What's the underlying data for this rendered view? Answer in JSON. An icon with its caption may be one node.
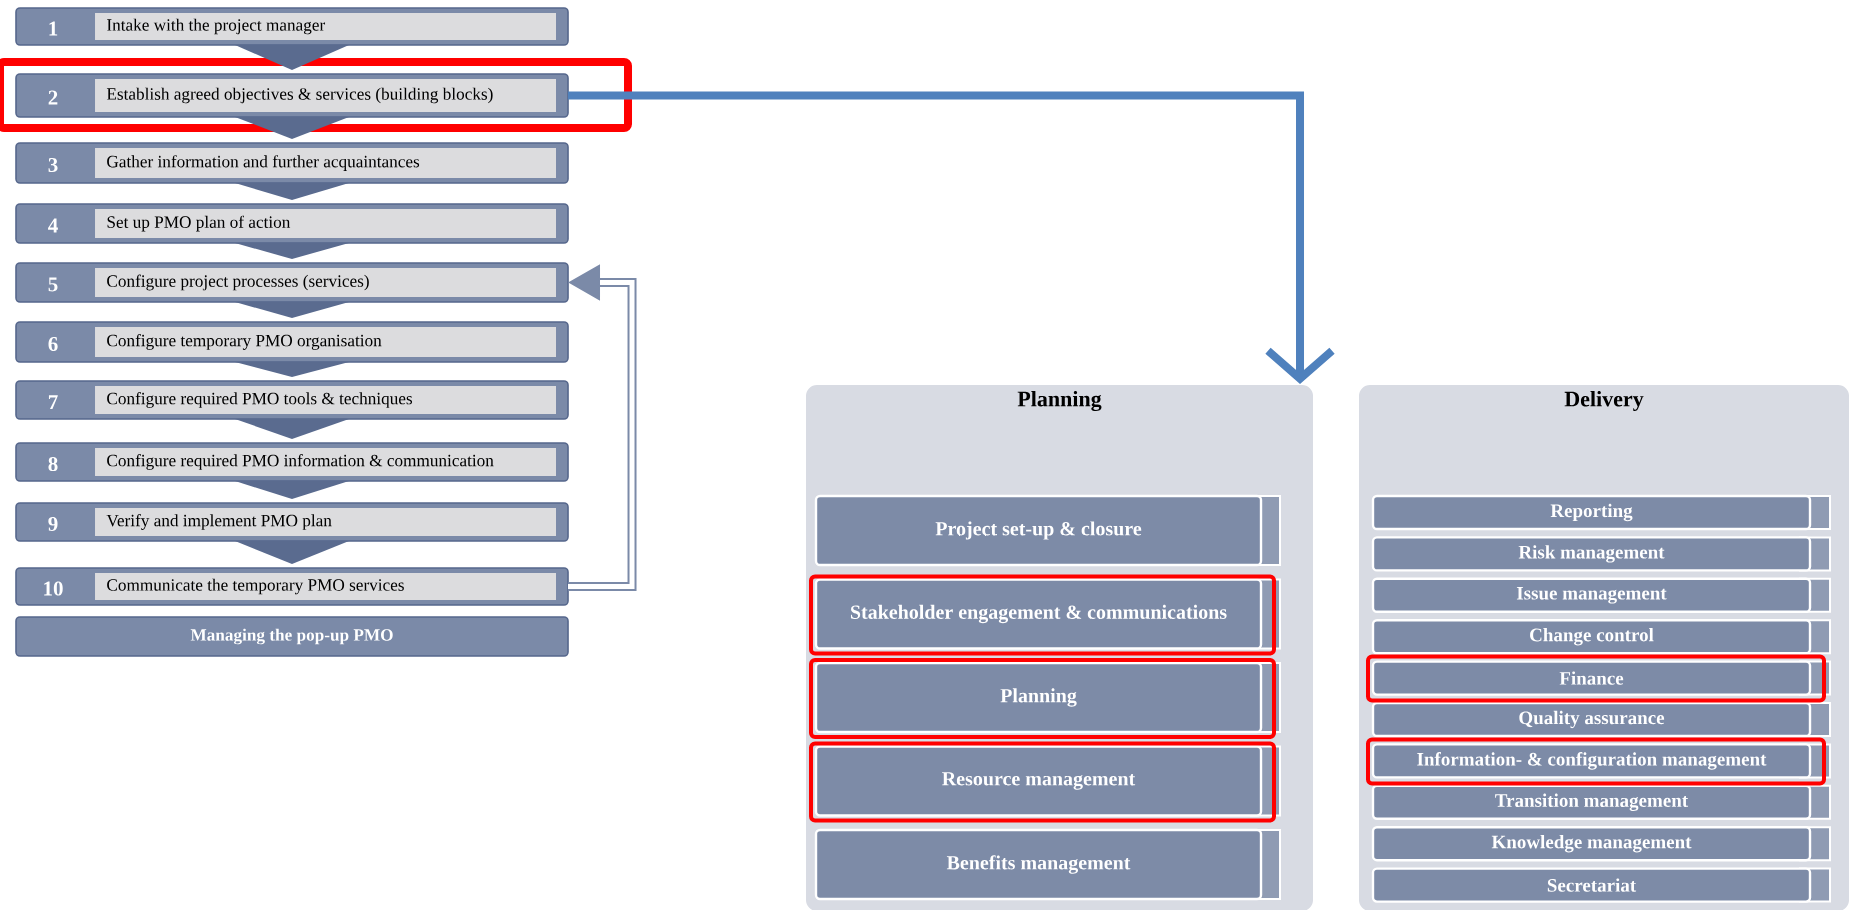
{
  "diagram": {
    "nodes": [
      {
        "text": [
          "1",
          "Intake with the project manager"
        ]
      },
      {
        "text": [
          "2",
          "Establish agreed objectives & services (building blocks)"
        ]
      },
      {
        "text": [
          "3",
          "Gather information and further acquaintances"
        ]
      },
      {
        "text": [
          "4",
          "Set up PMO plan of action"
        ]
      },
      {
        "text": [
          "5",
          "Configure project processes (services)"
        ]
      },
      {
        "text": [
          "6",
          "Configure temporary PMO organisation"
        ]
      },
      {
        "text": [
          "7",
          "Configure required PMO tools & techniques"
        ]
      },
      {
        "text": [
          "8",
          "Configure required PMO information & communication"
        ]
      },
      {
        "text": [
          "9",
          "Verify and implement PMO plan"
        ]
      },
      {
        "text": [
          "10",
          "Communicate the temporary PMO services"
        ]
      },
      {
        "text": [
          "Managing the pop-up PMO"
        ]
      },
      {
        "text": [
          "Planning"
        ]
      },
      {
        "text": [
          "Project set-up & closure"
        ],
        "in": 11
      },
      {
        "text": [
          "Stakeholder engagement & communications"
        ],
        "in": 11
      },
      {
        "text": [
          "Planning"
        ],
        "in": 11
      },
      {
        "text": [
          "Resource management"
        ],
        "in": 11
      },
      {
        "text": [
          "Benefits management"
        ],
        "in": 11
      },
      {
        "text": [
          "Delivery"
        ]
      },
      {
        "text": [
          "Reporting"
        ],
        "in": 17
      },
      {
        "text": [
          "Risk management"
        ],
        "in": 17
      },
      {
        "text": [
          "Issue management"
        ],
        "in": 17
      },
      {
        "text": [
          "Change control"
        ],
        "in": 17
      },
      {
        "text": [
          "Finance"
        ],
        "in": 17
      },
      {
        "text": [
          "Quality assurance"
        ],
        "in": 17
      },
      {
        "text": [
          "Information- & configuration management"
        ],
        "in": 17
      },
      {
        "text": [
          "Transition management"
        ],
        "in": 17
      },
      {
        "text": [
          "Knowledge management"
        ],
        "in": 17
      },
      {
        "text": [
          "Secretariat"
        ],
        "in": 17
      }
    ],
    "edges": [
      {
        "from": 0,
        "to": 1,
        "arrow": "to"
      },
      {
        "from": 1,
        "to": 2,
        "arrow": "to"
      },
      {
        "from": 2,
        "to": 3,
        "arrow": "to"
      },
      {
        "from": 3,
        "to": 4,
        "arrow": "to"
      },
      {
        "from": 4,
        "to": 5,
        "arrow": "to"
      },
      {
        "from": 5,
        "to": 6,
        "arrow": "to"
      },
      {
        "from": 6,
        "to": 7,
        "arrow": "to"
      },
      {
        "from": 7,
        "to": 8,
        "arrow": "to"
      },
      {
        "from": 8,
        "to": 9,
        "arrow": "to"
      },
      {
        "from": 9,
        "to": 4,
        "arrow": "to"
      },
      {
        "from": 1,
        "to": 11,
        "arrow": "to",
        "color": "#4f81bd"
      }
    ]
  }
}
•••
**TASK PROMPT:**
Extract lines where the string "Configure" occurs.

**OUTPUT OF THE TASK:**
          "Configure project processes (services)"
          "Configure temporary PMO organisation"
          "Configure required PMO tools & techniques"
          "Configure required PMO information & communication"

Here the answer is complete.